• Given problem A: What three failings does the text on misconfigured S3 storage blame for the data exposures instead of AWS?

— start of Source document —

In the Alteryx case, it was apparent that the firm had purchased the information from Experian, as part of a data set called ConsumerView. Alteryx uses this data to provide marketing and analytics services. It put the data in AWS S3—and forgot to lock the door.

In November, files detailing a secret US intelligence collection program were leaked in the same manner, also stored in S3. The program, led by US Army Intelligence and Security Command, a division of the National Security Agency, was supposed to help the Pentagon get real-time information about what was happening on the ground in Afghanistan in 2013 by collecting data from US computer systems on the ground. Much as in the Alteryx case, the data was exposed by a misconfigured S3 bucket.

Here’s the deal: AWS defaults to closing access to data in S3, so in both cases someone had to configure S3 to expose the data. Indeed, S3 has the option to provide data over the web, if configured to do so. So, this is not an AWS issue, but one of stupidity, naïveté, or ignorance by people running their S3 instances.

Public cloud providers often say that they are not responsible for ineffective, or in these cases nonexistent, security configurations that leave data exposed. You can see why.

In these cases, white hat hackers informed those in charge about the exposure. But I suspect that many other such mistakes have been uncovered by people who quietly collect the data and move on into the night.

The fix for this is really common sense: Don’t actively expose data that should not be exposed. You need to learn about security configurations and processes before you bring the public cloud into your life. Otherwise, this kind of avoidable stuff will keep happening.

— end of Source document —
— start of Records supplied —

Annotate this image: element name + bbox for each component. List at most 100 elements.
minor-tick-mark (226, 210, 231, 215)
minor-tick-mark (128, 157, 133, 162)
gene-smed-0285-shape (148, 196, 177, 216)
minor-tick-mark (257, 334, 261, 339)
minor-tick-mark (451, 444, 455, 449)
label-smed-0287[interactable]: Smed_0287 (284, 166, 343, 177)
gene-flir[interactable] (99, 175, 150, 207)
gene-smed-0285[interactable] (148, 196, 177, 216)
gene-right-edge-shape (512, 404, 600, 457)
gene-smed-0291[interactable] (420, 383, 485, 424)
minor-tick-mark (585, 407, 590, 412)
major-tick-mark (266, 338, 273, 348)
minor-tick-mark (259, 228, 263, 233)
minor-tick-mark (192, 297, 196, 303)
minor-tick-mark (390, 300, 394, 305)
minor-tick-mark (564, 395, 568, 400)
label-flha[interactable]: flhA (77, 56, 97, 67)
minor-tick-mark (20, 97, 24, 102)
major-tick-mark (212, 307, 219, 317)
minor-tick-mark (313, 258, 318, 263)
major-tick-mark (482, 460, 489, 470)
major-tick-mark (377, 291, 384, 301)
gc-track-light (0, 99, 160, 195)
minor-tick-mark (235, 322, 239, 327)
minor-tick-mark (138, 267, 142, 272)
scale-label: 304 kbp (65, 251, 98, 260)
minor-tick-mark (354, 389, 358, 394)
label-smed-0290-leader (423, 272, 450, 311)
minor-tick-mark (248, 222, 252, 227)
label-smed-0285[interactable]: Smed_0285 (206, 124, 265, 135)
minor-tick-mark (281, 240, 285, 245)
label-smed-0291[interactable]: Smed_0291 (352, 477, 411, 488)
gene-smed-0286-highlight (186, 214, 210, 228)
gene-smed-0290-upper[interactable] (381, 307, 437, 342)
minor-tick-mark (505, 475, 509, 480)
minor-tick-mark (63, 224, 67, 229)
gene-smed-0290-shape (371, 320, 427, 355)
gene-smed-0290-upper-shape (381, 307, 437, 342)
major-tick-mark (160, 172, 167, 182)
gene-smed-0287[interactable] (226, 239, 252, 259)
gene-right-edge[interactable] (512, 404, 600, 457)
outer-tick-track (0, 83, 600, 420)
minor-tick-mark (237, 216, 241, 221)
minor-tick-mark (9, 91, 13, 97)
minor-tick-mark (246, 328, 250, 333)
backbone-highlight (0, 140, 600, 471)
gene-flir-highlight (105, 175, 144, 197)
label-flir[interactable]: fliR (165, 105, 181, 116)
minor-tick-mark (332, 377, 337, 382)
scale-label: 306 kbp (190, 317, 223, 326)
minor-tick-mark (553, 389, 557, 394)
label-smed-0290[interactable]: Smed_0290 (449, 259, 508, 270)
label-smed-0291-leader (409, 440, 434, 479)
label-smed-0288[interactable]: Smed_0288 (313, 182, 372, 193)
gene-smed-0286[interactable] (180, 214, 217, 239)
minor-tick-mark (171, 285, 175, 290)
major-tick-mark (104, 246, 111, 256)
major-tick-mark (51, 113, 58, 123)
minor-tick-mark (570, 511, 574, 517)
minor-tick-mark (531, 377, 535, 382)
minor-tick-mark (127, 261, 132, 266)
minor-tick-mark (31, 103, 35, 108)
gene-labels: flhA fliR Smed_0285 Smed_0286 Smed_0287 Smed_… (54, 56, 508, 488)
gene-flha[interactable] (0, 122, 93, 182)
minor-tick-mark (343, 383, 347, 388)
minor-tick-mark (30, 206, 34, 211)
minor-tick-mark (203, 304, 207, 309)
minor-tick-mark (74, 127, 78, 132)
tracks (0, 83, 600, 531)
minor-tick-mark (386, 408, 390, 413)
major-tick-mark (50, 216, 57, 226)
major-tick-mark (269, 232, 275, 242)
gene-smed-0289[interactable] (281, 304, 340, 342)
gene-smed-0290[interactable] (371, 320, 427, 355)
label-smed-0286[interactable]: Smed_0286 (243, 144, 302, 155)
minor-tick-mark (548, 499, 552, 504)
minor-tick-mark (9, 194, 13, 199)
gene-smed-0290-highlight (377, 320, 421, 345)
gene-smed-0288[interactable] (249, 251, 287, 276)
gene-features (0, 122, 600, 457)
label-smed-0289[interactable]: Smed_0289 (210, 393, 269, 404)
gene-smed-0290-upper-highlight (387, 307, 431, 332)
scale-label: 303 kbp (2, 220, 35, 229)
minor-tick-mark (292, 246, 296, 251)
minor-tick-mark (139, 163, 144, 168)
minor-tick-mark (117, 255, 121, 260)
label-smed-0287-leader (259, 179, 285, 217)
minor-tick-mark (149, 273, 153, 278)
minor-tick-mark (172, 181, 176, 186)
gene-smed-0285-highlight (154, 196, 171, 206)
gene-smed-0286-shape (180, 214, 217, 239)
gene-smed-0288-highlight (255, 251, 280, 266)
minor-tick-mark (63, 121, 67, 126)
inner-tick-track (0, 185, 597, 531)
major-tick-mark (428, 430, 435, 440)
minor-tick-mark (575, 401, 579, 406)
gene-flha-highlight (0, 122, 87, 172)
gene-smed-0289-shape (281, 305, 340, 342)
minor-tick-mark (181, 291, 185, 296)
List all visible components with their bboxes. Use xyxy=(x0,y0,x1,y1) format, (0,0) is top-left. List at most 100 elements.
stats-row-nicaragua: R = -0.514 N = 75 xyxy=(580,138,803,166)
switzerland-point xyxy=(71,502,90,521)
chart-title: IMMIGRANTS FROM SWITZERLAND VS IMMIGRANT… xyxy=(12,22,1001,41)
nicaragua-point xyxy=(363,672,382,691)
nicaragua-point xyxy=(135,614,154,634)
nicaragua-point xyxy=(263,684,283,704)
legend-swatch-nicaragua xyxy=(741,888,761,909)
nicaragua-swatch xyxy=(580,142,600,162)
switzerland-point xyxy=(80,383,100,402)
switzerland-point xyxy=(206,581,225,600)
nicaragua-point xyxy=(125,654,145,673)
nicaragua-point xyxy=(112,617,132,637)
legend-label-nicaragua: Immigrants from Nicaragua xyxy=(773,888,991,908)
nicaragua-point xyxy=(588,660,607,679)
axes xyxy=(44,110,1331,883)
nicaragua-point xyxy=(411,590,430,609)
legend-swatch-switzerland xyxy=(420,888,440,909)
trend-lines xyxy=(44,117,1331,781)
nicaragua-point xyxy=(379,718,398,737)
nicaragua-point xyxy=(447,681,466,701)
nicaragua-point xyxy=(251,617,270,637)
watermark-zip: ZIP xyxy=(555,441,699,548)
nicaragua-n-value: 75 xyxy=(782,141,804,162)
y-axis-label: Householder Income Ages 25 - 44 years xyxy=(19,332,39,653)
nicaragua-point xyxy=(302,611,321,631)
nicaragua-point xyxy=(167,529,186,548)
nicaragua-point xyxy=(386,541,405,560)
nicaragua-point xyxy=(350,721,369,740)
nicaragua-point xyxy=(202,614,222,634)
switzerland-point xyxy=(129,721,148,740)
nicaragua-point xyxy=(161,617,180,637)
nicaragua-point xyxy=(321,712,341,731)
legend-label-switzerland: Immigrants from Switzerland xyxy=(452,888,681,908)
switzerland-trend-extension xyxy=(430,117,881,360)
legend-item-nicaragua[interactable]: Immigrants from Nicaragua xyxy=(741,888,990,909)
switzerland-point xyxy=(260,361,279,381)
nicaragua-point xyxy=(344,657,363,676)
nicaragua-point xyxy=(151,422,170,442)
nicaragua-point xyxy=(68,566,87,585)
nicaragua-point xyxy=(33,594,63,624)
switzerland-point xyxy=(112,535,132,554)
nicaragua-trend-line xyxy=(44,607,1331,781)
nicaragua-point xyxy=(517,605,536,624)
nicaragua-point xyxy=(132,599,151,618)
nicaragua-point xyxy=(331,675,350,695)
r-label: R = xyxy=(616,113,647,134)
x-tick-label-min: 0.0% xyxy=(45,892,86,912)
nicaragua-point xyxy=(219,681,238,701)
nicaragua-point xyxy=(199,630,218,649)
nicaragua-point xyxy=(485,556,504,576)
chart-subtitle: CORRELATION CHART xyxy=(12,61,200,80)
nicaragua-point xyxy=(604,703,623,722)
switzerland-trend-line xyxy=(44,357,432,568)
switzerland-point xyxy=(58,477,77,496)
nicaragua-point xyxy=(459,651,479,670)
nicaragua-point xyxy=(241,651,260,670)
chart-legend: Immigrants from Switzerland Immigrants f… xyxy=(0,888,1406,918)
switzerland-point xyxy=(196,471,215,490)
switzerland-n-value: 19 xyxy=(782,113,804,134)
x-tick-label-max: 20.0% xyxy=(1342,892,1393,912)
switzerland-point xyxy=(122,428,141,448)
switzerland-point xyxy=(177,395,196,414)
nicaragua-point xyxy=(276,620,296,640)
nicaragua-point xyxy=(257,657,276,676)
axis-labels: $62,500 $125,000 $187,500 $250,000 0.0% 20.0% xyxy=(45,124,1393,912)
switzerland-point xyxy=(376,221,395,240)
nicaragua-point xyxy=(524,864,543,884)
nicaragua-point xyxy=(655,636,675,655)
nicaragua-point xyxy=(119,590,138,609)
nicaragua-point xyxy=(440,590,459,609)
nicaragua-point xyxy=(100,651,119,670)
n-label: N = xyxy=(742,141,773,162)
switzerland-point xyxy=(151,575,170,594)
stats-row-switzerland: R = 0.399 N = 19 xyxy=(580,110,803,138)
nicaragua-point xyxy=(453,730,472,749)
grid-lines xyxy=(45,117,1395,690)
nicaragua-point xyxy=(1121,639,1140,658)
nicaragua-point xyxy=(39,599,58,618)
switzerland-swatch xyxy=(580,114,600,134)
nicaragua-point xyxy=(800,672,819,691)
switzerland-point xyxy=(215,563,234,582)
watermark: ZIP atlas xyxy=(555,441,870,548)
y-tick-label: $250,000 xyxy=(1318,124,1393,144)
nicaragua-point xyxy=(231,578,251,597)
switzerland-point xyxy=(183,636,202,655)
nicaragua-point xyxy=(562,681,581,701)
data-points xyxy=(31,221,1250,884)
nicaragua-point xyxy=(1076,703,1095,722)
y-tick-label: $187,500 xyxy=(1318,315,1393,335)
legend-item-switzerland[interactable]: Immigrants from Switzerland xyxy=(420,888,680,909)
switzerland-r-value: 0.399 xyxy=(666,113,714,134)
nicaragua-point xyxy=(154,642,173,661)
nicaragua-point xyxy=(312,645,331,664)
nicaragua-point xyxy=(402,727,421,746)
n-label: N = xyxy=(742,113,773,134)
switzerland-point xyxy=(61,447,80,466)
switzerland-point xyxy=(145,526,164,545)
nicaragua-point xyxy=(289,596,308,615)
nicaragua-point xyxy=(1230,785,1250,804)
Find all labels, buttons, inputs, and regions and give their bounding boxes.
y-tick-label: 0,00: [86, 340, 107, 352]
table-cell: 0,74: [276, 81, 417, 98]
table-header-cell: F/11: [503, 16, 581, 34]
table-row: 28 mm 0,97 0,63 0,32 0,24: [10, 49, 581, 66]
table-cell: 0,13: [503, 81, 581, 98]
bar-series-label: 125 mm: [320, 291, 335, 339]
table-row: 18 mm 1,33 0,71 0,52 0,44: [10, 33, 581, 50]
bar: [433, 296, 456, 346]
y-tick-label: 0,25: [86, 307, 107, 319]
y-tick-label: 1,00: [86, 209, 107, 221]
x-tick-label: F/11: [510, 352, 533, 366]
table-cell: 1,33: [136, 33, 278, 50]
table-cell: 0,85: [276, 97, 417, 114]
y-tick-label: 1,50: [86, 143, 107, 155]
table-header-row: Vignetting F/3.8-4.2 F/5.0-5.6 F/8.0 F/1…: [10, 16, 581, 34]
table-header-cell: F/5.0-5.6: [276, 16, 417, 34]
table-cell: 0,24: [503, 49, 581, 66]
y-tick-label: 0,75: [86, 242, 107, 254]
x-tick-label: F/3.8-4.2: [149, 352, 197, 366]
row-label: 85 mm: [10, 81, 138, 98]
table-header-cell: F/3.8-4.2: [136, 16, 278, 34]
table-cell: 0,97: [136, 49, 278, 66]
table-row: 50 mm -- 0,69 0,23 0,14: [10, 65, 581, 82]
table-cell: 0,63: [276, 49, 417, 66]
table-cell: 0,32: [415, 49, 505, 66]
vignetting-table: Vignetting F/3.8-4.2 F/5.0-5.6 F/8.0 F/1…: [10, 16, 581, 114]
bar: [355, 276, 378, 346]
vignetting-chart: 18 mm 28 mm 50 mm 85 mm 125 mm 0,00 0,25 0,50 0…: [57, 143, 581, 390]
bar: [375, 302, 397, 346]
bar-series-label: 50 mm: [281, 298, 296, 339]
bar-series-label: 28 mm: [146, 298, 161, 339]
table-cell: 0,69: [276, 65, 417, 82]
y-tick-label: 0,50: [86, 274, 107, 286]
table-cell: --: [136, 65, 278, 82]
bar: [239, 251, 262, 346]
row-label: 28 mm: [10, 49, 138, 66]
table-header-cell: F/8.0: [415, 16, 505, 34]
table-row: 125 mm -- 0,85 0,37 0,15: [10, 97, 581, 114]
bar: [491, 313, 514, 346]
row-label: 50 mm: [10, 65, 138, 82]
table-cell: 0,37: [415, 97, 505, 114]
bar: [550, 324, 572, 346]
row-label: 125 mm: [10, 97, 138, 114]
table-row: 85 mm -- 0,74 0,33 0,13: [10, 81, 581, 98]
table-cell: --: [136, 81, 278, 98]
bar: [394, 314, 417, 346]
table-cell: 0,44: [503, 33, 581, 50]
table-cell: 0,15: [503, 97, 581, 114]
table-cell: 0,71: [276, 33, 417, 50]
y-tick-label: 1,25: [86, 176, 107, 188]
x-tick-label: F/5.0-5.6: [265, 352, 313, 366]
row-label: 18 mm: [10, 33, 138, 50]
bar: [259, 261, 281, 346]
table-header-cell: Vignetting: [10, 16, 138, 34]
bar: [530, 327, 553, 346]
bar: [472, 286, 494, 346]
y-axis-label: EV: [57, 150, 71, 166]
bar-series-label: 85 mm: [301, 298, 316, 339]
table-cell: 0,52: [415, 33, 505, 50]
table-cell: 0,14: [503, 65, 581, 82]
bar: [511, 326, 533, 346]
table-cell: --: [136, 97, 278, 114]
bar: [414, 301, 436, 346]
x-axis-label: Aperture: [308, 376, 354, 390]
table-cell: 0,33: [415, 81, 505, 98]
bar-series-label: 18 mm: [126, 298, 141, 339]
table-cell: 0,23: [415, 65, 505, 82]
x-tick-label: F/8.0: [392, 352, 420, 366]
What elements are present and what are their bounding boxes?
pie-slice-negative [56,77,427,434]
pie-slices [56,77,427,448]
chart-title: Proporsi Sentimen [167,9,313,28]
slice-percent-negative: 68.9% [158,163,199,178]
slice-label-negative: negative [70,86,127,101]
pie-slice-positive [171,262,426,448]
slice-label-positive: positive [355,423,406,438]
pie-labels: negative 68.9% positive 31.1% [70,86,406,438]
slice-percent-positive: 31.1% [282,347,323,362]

— end of Records supplied —

• Given problem B: Return the lines of the entries starting with the first line and going on through the line with "minor-tick-mark (451, 444, 455, 449)", both included.

• Full output A: stupidity, naïveté, ignorance

• Full output B:
Annotate this image: element name + bbox for each component. List at most 100 elements.
minor-tick-mark (226, 210, 231, 215)
minor-tick-mark (128, 157, 133, 162)
gene-smed-0285-shape (148, 196, 177, 216)
minor-tick-mark (257, 334, 261, 339)
minor-tick-mark (451, 444, 455, 449)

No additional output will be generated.